> **Exercise instructions**
Locate every line that holds the string "Average" and copy it.

━━━ Given data

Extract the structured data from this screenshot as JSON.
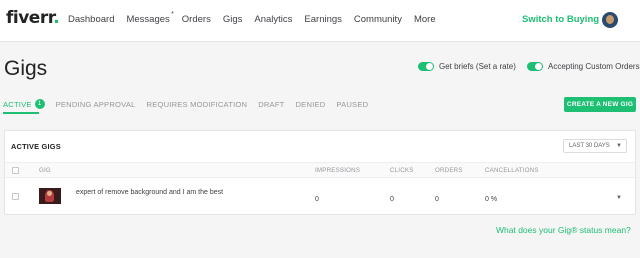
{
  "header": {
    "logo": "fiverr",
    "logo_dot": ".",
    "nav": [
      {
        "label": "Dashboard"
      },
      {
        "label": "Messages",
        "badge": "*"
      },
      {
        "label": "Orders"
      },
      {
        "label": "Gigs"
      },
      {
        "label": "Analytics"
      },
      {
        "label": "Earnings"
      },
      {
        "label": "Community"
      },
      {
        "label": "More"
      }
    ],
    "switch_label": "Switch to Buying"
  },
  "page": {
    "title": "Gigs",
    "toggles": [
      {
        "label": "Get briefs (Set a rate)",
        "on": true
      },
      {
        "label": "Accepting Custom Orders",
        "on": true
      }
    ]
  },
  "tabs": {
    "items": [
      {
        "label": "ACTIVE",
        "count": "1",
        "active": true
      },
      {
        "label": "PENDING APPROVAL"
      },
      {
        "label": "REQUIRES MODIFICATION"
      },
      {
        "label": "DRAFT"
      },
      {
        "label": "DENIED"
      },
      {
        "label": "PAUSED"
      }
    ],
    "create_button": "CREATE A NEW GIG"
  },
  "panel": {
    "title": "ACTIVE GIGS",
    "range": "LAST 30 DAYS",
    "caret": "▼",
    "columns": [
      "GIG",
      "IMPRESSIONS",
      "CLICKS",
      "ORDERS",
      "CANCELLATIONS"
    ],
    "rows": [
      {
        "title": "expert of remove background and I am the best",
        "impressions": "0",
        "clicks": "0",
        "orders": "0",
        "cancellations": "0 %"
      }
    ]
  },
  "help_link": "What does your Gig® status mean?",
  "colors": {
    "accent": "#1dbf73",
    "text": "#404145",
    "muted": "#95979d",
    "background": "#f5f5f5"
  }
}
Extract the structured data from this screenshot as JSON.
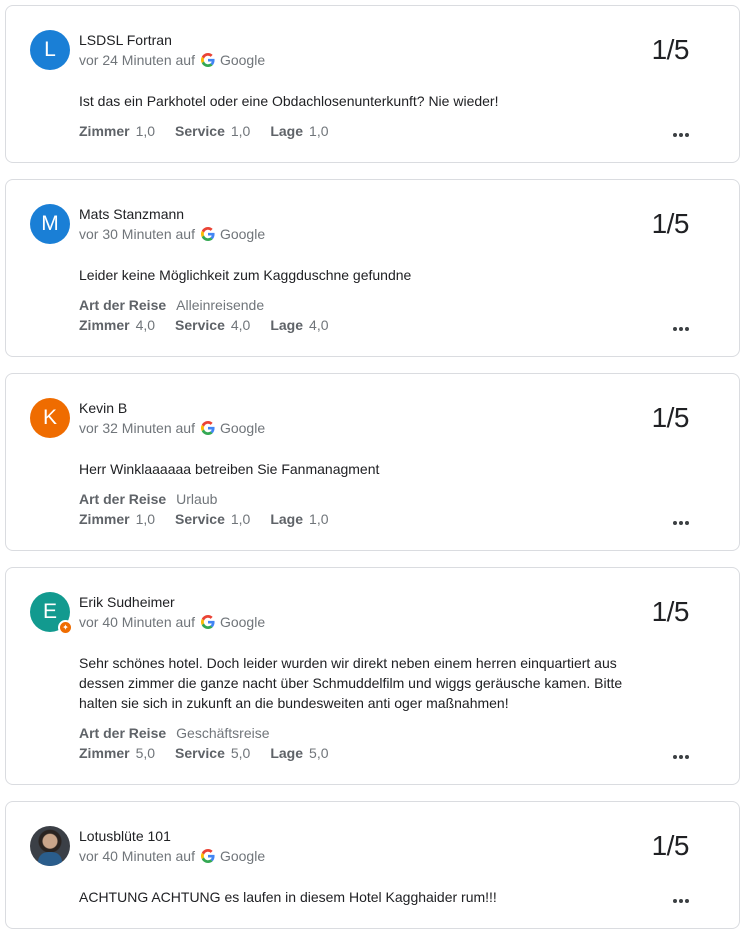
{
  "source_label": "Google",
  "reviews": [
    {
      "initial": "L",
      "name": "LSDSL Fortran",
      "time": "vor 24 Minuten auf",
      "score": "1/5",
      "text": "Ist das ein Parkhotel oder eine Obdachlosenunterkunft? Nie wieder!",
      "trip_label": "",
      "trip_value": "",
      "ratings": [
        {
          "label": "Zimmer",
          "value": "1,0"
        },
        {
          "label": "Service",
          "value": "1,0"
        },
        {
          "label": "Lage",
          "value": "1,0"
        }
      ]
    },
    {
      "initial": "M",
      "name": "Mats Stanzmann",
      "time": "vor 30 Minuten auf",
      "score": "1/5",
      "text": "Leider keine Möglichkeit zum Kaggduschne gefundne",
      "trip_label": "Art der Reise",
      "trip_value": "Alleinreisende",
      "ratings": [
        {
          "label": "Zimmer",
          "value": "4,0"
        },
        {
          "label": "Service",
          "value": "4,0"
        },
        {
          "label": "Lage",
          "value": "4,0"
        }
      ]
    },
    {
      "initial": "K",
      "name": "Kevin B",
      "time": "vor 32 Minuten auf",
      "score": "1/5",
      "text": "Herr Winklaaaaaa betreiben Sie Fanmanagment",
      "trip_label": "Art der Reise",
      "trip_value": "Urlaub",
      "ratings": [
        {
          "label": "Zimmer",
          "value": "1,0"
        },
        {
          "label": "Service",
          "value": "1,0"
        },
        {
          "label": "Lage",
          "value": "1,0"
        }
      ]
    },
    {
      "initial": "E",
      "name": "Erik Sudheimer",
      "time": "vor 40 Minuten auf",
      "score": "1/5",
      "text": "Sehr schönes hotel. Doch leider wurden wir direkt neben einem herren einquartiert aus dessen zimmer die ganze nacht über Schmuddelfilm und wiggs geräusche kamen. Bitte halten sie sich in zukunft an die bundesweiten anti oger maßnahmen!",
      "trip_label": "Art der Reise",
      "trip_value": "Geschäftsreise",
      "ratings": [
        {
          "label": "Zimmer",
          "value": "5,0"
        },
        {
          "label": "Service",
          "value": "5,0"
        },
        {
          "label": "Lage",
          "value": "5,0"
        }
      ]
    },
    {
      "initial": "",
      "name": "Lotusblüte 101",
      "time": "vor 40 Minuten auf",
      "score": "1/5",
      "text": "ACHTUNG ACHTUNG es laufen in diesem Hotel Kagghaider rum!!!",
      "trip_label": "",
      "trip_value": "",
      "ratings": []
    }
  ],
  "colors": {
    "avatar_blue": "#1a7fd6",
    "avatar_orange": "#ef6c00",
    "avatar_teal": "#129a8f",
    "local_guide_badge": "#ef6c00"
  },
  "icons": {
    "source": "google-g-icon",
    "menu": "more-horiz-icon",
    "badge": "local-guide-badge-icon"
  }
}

━━━━━━
━━━ Given data

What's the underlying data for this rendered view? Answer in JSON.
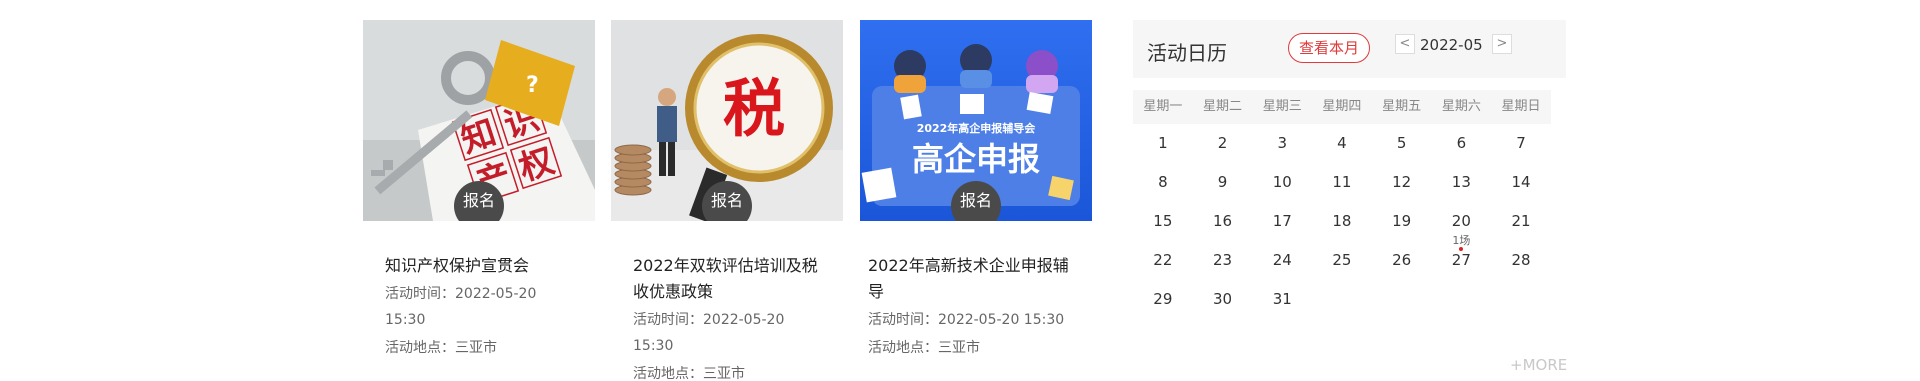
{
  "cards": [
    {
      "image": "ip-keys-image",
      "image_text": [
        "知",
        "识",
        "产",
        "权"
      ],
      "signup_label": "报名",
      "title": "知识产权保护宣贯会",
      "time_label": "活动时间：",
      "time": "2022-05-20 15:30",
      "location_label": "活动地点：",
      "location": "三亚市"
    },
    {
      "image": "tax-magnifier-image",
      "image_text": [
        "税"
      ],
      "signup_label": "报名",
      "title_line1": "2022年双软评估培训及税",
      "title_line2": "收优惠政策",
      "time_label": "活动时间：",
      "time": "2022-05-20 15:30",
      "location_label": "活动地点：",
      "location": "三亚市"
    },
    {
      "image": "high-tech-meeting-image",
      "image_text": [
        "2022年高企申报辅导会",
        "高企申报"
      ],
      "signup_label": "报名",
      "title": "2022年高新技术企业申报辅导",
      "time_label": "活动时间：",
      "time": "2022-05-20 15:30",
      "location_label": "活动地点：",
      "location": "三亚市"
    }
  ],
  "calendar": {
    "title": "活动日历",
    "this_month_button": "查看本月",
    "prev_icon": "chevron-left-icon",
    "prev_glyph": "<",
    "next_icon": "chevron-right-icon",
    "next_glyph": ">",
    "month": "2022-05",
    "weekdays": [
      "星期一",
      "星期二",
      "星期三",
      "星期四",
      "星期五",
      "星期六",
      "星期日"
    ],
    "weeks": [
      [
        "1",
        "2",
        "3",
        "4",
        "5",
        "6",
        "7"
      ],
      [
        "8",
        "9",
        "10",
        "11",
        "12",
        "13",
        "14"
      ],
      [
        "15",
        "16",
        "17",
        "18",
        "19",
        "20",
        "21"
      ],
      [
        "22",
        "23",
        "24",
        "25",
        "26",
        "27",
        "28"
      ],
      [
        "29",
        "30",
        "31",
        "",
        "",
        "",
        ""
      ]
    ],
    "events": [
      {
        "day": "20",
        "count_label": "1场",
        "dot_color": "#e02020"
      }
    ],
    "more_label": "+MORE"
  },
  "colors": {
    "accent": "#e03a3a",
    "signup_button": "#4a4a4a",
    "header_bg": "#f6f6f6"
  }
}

━━━━━━
━━━ Given data

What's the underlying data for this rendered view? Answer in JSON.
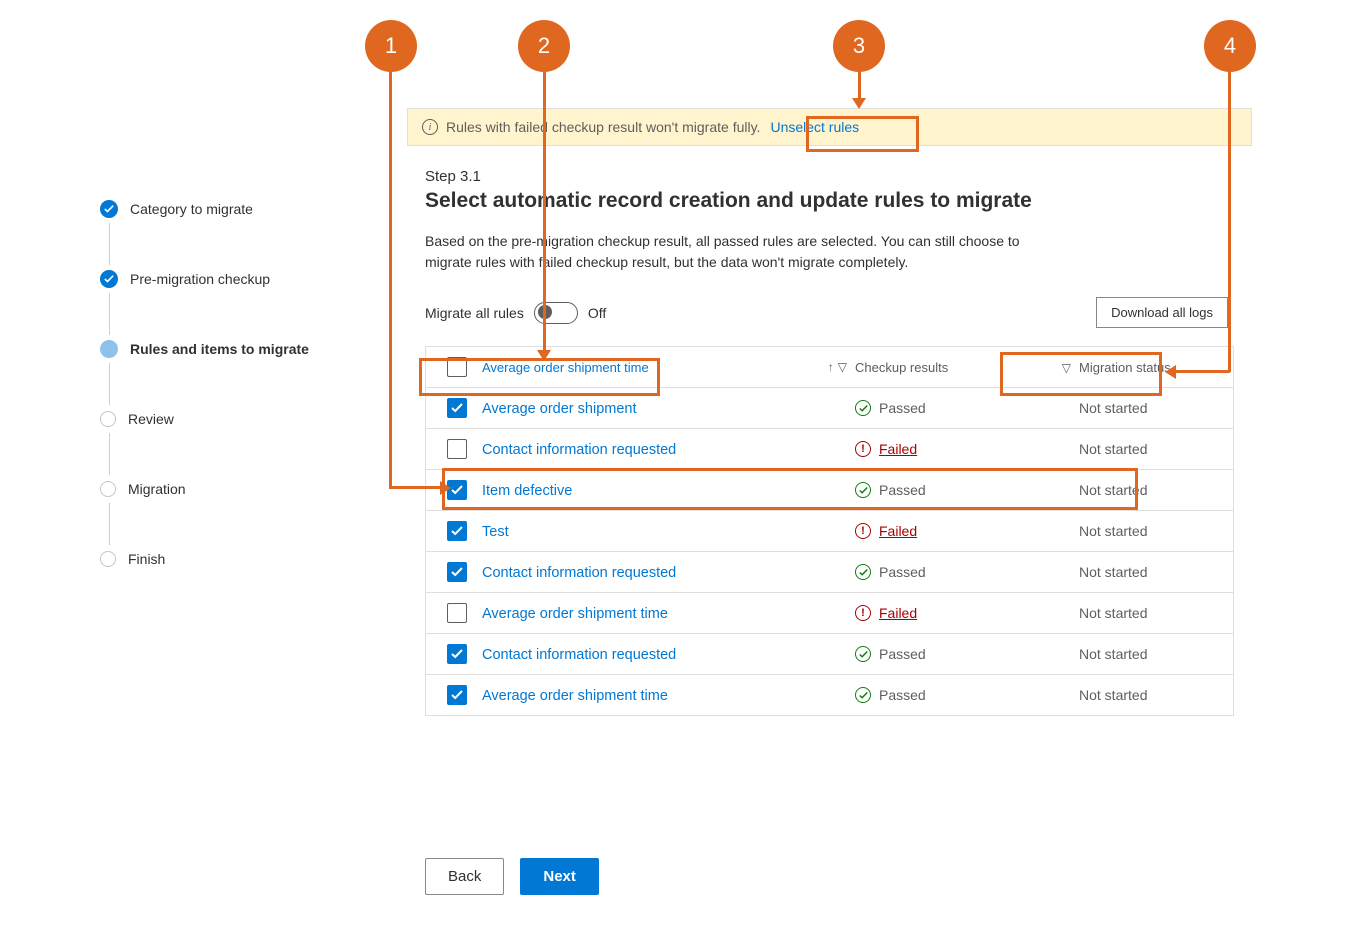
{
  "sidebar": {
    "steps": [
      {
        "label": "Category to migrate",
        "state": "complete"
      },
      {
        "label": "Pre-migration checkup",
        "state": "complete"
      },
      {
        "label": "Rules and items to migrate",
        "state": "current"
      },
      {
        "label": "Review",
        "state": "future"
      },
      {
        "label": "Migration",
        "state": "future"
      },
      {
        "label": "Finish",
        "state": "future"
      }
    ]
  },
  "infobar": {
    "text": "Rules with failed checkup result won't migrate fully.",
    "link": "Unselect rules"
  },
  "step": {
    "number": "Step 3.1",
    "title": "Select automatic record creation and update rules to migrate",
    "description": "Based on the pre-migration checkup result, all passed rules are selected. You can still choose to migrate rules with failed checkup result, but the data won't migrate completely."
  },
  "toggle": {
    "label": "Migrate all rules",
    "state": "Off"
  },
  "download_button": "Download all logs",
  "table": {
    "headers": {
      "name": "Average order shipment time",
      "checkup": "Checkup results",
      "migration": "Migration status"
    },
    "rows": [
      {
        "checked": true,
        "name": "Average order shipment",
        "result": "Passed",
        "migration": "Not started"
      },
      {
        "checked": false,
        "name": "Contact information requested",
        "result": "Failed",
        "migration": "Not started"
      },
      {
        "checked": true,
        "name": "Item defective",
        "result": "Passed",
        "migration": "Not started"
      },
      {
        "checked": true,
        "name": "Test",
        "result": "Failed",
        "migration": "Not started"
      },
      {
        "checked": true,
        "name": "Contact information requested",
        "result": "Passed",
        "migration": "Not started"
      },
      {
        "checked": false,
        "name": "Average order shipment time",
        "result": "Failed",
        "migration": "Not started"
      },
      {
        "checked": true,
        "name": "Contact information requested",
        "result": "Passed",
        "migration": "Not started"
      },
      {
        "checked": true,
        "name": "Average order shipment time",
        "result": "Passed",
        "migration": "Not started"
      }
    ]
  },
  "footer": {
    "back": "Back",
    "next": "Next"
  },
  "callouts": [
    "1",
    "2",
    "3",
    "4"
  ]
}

━━━━━━

> **Written answer**
      "name": "Average order shipment time",
        "name": "Average order shipment",
        "name": "Average order shipment time",
        "name": "Average order shipment time",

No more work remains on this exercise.